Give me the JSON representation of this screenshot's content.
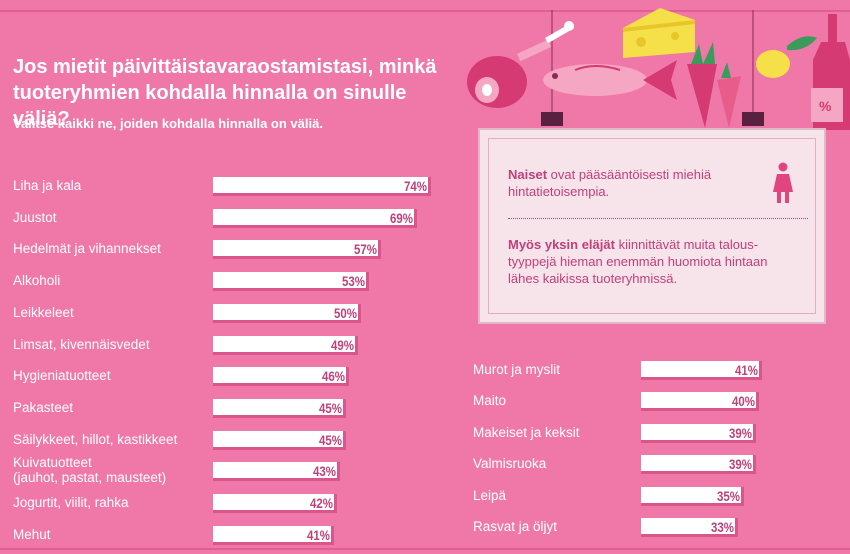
{
  "title": "Jos mietit päivittäistavaraostamistasi, minkä tuoteryhmien kohdalla hinnalla on sinulle väliä?",
  "subtitle": "Valitse kaikki ne, joiden kohdalla hinnalla on väliä.",
  "info": {
    "p1_bold": "Naiset",
    "p1_rest": " ovat pääsääntöisesti miehiä hintatietoisempia.",
    "p2_bold": "Myös yksin eläjät",
    "p2_rest": " kiinnittävät muita talous-tyyppejä hieman enemmän huomiota hintaan lähes kaikissa tuoteryhmissä."
  },
  "colors": {
    "background": "#f078a8",
    "bar": "#ffffff",
    "value_text": "#c0407a",
    "accent": "#e0457f"
  },
  "chart_data": {
    "type": "bar",
    "orientation": "horizontal",
    "unit": "%",
    "xlim": [
      0,
      100
    ],
    "title": "Jos mietit päivittäistavaraostamistasi, minkä tuoteryhmien kohdalla hinnalla on sinulle väliä?",
    "categories": [
      "Liha ja kala",
      "Juustot",
      "Hedelmät ja vihannekset",
      "Alkoholi",
      "Leikkeleet",
      "Limsat, kivennäisvedet",
      "Hygieniatuotteet",
      "Pakasteet",
      "Säilykkeet, hillot, kastikkeet",
      "Kuivatuotteet (jauhot, pastat, mausteet)",
      "Jogurtit, viilit, rahka",
      "Mehut",
      "Murot ja myslit",
      "Maito",
      "Makeiset ja keksit",
      "Valmisruoka",
      "Leipä",
      "Rasvat ja öljyt"
    ],
    "values": [
      74,
      69,
      57,
      53,
      50,
      49,
      46,
      45,
      45,
      43,
      42,
      41,
      41,
      40,
      39,
      39,
      35,
      33
    ],
    "labels": [
      "74%",
      "69%",
      "57%",
      "53%",
      "50%",
      "49%",
      "46%",
      "45%",
      "45%",
      "43%",
      "42%",
      "41%",
      "41%",
      "40%",
      "39%",
      "39%",
      "35%",
      "33%"
    ]
  }
}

Work required -
Above are records to transcribe exactly; leave their pictures out.

Complete answer -
Give me the JSON representation of this screenshot's content.
{
  "title": "Jos mietit päivittäistavaraostamistasi, minkä tuoteryhmien kohdalla hinnalla on sinulle väliä?",
  "subtitle": "Valitse kaikki ne, joiden kohdalla hinnalla on väliä.",
  "info": {
    "p1_bold": "Naiset",
    "p1_rest": " ovat pääsääntöisesti miehiä hintatietoisempia.",
    "p2_bold": "Myös yksin eläjät",
    "p2_rest": " kiinnittävät muita talous-tyyppejä hieman enemmän huomiota hintaan lähes kaikissa tuoteryhmissä."
  },
  "colors": {
    "background": "#f078a8",
    "bar": "#ffffff",
    "value_text": "#c0407a",
    "accent": "#e0457f"
  },
  "chart_data": {
    "type": "bar",
    "orientation": "horizontal",
    "unit": "%",
    "xlim": [
      0,
      100
    ],
    "title": "Jos mietit päivittäistavaraostamistasi, minkä tuoteryhmien kohdalla hinnalla on sinulle väliä?",
    "categories": [
      "Liha ja kala",
      "Juustot",
      "Hedelmät ja vihannekset",
      "Alkoholi",
      "Leikkeleet",
      "Limsat, kivennäisvedet",
      "Hygieniatuotteet",
      "Pakasteet",
      "Säilykkeet, hillot, kastikkeet",
      "Kuivatuotteet (jauhot, pastat, mausteet)",
      "Jogurtit, viilit, rahka",
      "Mehut",
      "Murot ja myslit",
      "Maito",
      "Makeiset ja keksit",
      "Valmisruoka",
      "Leipä",
      "Rasvat ja öljyt"
    ],
    "values": [
      74,
      69,
      57,
      53,
      50,
      49,
      46,
      45,
      45,
      43,
      42,
      41,
      41,
      40,
      39,
      39,
      35,
      33
    ],
    "labels": [
      "74%",
      "69%",
      "57%",
      "53%",
      "50%",
      "49%",
      "46%",
      "45%",
      "45%",
      "43%",
      "42%",
      "41%",
      "41%",
      "40%",
      "39%",
      "39%",
      "35%",
      "33%"
    ]
  }
}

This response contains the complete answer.